# TEXT UNDER STUDY
--

Iron deficient anaemia has been reasonably well characterised in the nutritional literature. The best known role for iron in humans is as part of the haemoglobin molecule in the transportation of oxygen. The pivotal role played by iron in the transport of oxygen to tissues explains some of the symptoms of iron deficient anaemia, which include tiredness, shortness of breath, pale colour and low body temperature. However, as well as this more traditional role, iron also has other important functions within the body. In particular, iron is able to act as a cofactor to certain enzymes including tyrosine hydroxylase, the enzyme responsible for the conversion of L-tyrosine to L-DOPA. Iron therefore plays a pivotal role in the dopaminergic pathway and in this way can have an influence of the production of noradrenaline, adrenaline and dopamine. The influence of iron in the dopaminergic pathway is particularly important as tyrosine hydroxylase is the rate limiting enzyme and therefore is the controlling point for production of the catecholamines.
The associations between serum ferritin, serum iron and cognition have been assessed in healthy university students1. Using electroencephalograms (EEG) traces, the authors reported a positive association between serum ferritin levels and activation of the left hemisphere relative to the right. The iron status of the students was significantly positively associated with word fluency task and inversely associated with the tonal memory backward task. The authors suggests that the ability on these task was consistent with the asymmetry seen on the EEG trace. Therefore poor iron status may affect the brain of otherwise healthy individuals, but this effects is different in particular parts of the brain. However, as none of the subjects in this study were iron deficient, it is unclear if these effects may be magnified when iron stores are depleted further. The activation of the left hemisphere of the brain by higher iron store is interesting because some evidence suggests that the dopaminergic pathways are particularly abundant in the left hemisphere.

--

(Items from a dataset)

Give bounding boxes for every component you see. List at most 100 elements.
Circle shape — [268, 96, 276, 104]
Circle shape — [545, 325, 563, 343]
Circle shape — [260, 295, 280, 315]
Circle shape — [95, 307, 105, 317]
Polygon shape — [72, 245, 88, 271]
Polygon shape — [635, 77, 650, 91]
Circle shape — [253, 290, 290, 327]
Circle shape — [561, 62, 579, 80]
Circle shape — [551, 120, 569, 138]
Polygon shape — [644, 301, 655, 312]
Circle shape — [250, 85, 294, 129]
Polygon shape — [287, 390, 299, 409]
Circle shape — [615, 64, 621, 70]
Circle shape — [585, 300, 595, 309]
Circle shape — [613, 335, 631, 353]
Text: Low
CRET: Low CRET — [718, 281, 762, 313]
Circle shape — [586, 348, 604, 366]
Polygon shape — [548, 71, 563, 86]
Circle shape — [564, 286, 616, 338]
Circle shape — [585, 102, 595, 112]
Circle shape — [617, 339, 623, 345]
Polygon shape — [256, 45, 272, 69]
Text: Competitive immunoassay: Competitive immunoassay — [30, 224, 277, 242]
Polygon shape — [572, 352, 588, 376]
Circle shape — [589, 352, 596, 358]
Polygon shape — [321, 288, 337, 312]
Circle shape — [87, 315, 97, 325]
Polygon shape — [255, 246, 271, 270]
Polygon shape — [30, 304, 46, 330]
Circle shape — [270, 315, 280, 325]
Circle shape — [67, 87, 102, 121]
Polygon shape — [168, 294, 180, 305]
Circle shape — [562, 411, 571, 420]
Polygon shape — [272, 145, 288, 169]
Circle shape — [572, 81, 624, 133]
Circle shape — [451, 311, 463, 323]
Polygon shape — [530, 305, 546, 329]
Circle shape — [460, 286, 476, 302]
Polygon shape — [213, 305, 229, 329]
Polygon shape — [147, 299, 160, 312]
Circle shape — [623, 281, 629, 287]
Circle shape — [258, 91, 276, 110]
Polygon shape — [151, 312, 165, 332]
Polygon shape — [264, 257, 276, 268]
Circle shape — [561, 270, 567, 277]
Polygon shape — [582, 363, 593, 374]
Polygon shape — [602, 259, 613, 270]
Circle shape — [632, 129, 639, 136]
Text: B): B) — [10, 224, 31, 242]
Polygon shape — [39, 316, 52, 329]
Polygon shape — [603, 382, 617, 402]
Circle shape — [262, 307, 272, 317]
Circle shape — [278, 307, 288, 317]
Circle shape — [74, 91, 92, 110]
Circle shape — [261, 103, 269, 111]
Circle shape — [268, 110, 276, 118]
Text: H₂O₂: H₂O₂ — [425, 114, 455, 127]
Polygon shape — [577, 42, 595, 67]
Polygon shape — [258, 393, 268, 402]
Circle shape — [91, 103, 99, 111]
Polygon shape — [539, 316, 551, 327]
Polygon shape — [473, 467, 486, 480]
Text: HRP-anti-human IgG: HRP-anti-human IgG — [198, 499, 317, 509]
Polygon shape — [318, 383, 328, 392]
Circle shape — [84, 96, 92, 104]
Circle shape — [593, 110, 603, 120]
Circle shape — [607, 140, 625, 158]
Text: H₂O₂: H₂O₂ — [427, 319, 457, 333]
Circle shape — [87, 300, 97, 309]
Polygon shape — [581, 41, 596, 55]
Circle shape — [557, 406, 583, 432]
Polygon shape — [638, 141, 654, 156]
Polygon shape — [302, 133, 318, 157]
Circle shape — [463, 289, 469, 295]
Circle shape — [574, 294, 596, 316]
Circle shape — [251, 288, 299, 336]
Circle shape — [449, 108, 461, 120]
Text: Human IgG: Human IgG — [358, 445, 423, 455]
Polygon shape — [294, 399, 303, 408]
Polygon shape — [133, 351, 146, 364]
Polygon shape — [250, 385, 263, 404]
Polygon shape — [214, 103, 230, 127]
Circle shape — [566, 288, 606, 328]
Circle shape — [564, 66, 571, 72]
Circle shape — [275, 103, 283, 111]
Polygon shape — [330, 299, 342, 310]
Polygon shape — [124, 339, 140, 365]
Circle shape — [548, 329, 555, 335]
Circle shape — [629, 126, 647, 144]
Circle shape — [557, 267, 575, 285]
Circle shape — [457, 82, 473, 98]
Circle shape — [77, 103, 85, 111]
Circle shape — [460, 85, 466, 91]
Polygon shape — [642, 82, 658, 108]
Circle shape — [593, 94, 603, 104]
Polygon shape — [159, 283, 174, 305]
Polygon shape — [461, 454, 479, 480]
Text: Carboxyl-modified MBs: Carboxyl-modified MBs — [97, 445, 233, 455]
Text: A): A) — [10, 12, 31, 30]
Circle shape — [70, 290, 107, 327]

--

# TASK BRIEF
Answer these questions from the text on iron and cognition.
(a) Which four symptoms of iron deficient anaemia does the text list?
(b) Which enzyme does iron act as a cofactor to in the conversion of L-tyrosine to L-DOPA?
(c) In the study of healthy university students, which task was iron status inversely associated with?

# FINISHED EXERCISE
(a) Tiredness, shortness of breath, pale colour and low body temperature.
(b) Tyrosine hydroxylase.
(c) The tonal memory backward task.